__What is required__: Every line that contains the word "JSON" should be copied out.

__Provided records__:

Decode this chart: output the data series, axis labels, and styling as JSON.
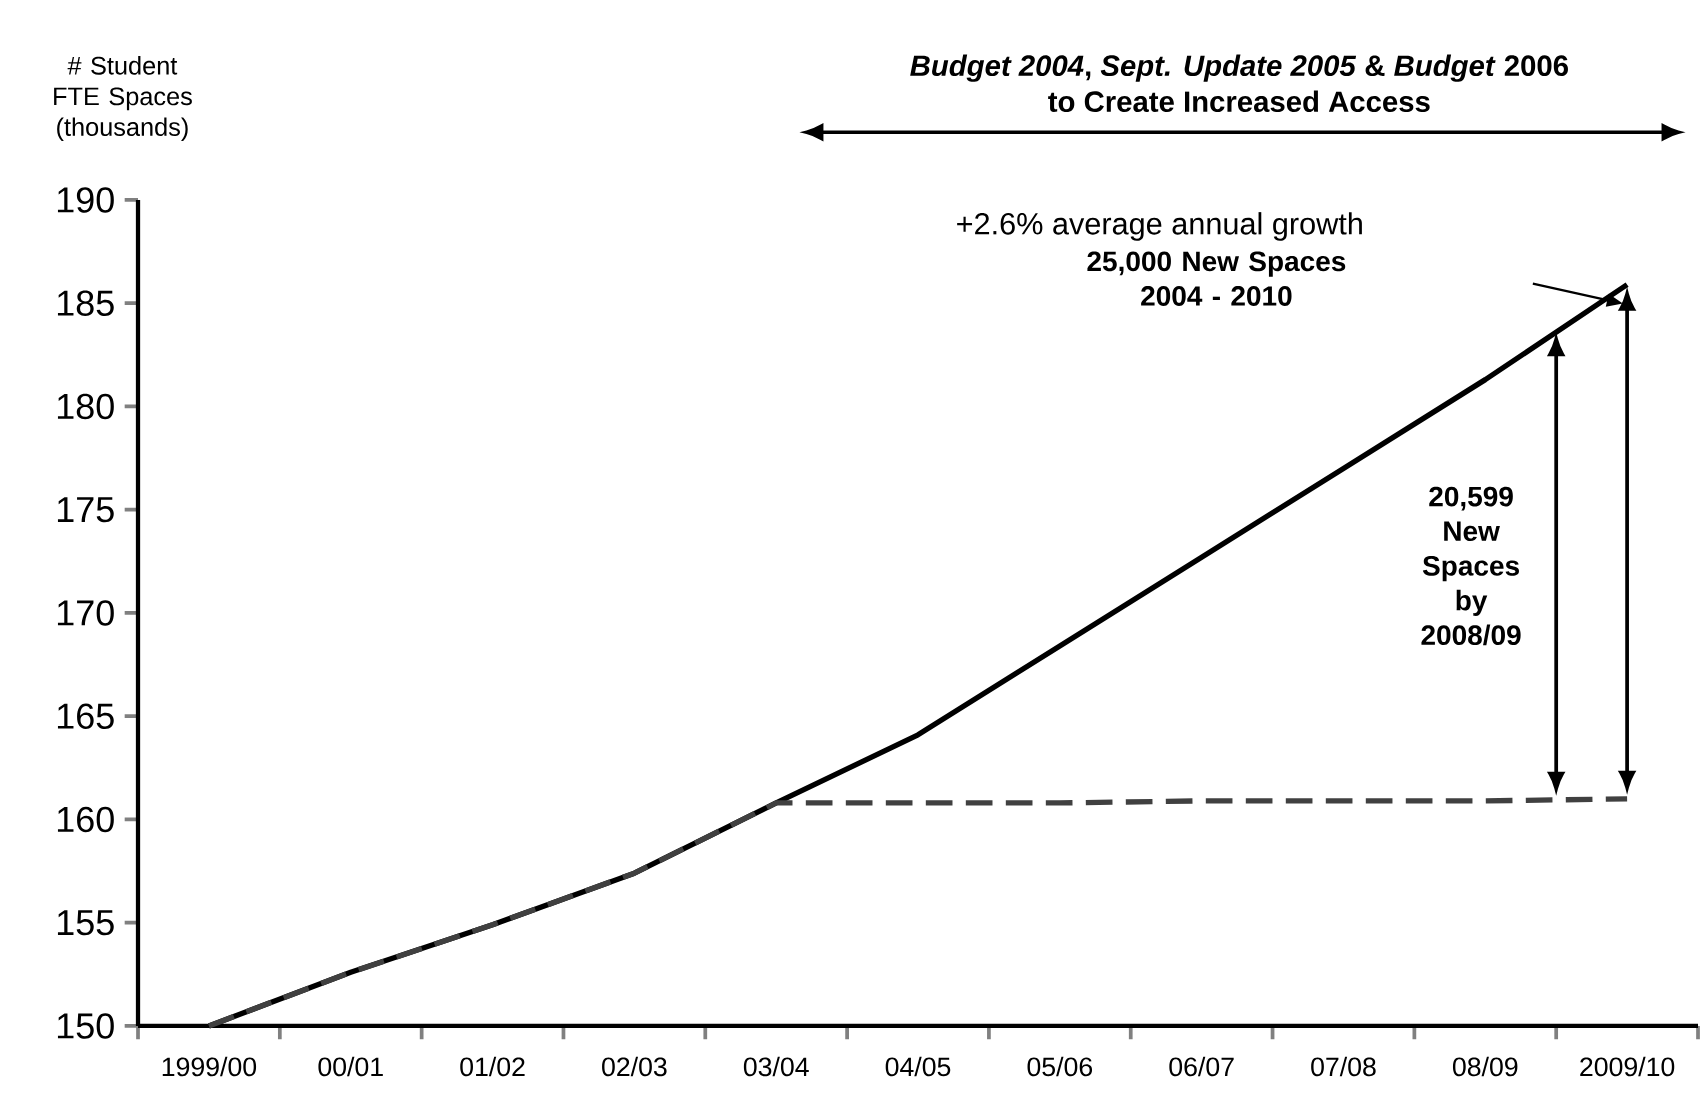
{
  "chart_data": {
    "type": "line",
    "title": "*Budget 2004*, *Sept. Update 2005* & *Budget* 2006",
    "subtitle": "to Create Increased Access",
    "ylabel": "# Student FTE Spaces (thousands)",
    "categories": [
      "1999/00",
      "00/01",
      "01/02",
      "02/03",
      "03/04",
      "04/05",
      "05/06",
      "06/07",
      "07/08",
      "08/09",
      "2009/10"
    ],
    "series": [
      {
        "color": "#000000",
        "line_style": "solid",
        "values": [
          150,
          152.6,
          154.9,
          157.4,
          160.8,
          164.1,
          168.4,
          172.7,
          177.0,
          181.3,
          185.9
        ]
      },
      {
        "color": "#404040",
        "line_style": "dashed",
        "values": [
          150,
          152.6,
          154.9,
          157.4,
          160.8,
          160.8,
          160.8,
          160.9,
          160.9,
          160.9,
          161.0
        ]
      }
    ],
    "ylim": [
      150,
      190
    ],
    "yticks": [
      150,
      155,
      160,
      165,
      170,
      175,
      180,
      185,
      190
    ],
    "annotations": [
      "+2.6% average annual growth",
      "25,000 New Spaces 2004 - 2010",
      "20,599 New Spaces by 2008/09"
    ],
    "grid": false,
    "marker": "none"
  }
}
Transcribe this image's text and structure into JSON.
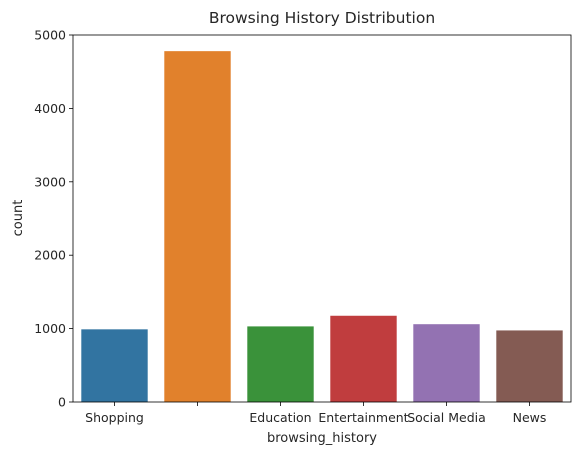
{
  "chart_data": {
    "type": "bar",
    "title": "Browsing History Distribution",
    "xlabel": "browsing_history",
    "ylabel": "count",
    "categories": [
      "Shopping",
      "",
      "Education",
      "Entertainment",
      "Social Media",
      "News"
    ],
    "values": [
      990,
      4780,
      1030,
      1175,
      1060,
      975
    ],
    "colors": [
      "#3274a1",
      "#e1812c",
      "#3a923a",
      "#c03d3e",
      "#9372b2",
      "#845b53"
    ],
    "ylim": [
      0,
      5000
    ],
    "yticks": [
      0,
      1000,
      2000,
      3000,
      4000,
      5000
    ],
    "grid": false,
    "legend": "none"
  }
}
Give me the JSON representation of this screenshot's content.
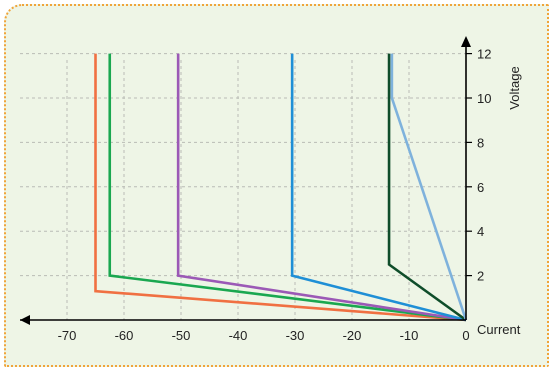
{
  "chart_data": {
    "type": "line",
    "title": "",
    "xlabel": "Current",
    "ylabel": "Voltage",
    "xlim": [
      -75,
      0
    ],
    "ylim": [
      0,
      13
    ],
    "x_ticks": [
      -70,
      -60,
      -50,
      -40,
      -30,
      -20,
      -10,
      0
    ],
    "y_ticks": [
      2,
      4,
      6,
      8,
      10,
      12
    ],
    "grid": true,
    "series": [
      {
        "color": "#f07042",
        "points": [
          [
            0,
            0
          ],
          [
            -65,
            1.3
          ],
          [
            -65,
            12
          ]
        ]
      },
      {
        "color": "#1aa750",
        "points": [
          [
            0,
            0
          ],
          [
            -62.5,
            2
          ],
          [
            -62.5,
            12
          ]
        ]
      },
      {
        "color": "#9b59b6",
        "points": [
          [
            0,
            0
          ],
          [
            -50.5,
            2
          ],
          [
            -50.5,
            12
          ]
        ]
      },
      {
        "color": "#1f8fd6",
        "points": [
          [
            0,
            0
          ],
          [
            -30.5,
            2
          ],
          [
            -30.5,
            12
          ]
        ]
      },
      {
        "color": "#0f4d2a",
        "points": [
          [
            0,
            0
          ],
          [
            -13.5,
            2.5
          ],
          [
            -13.5,
            12
          ]
        ]
      },
      {
        "color": "#7fb2dc",
        "points": [
          [
            0,
            0
          ],
          [
            -13,
            10
          ],
          [
            -13,
            12
          ]
        ]
      }
    ]
  }
}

__Right answer__:
Decode this chart: output the data series, axis labels, and styling as JSON.
Transcribe this image's text and structure into JSON.
Give me the JSON representation of this screenshot's content.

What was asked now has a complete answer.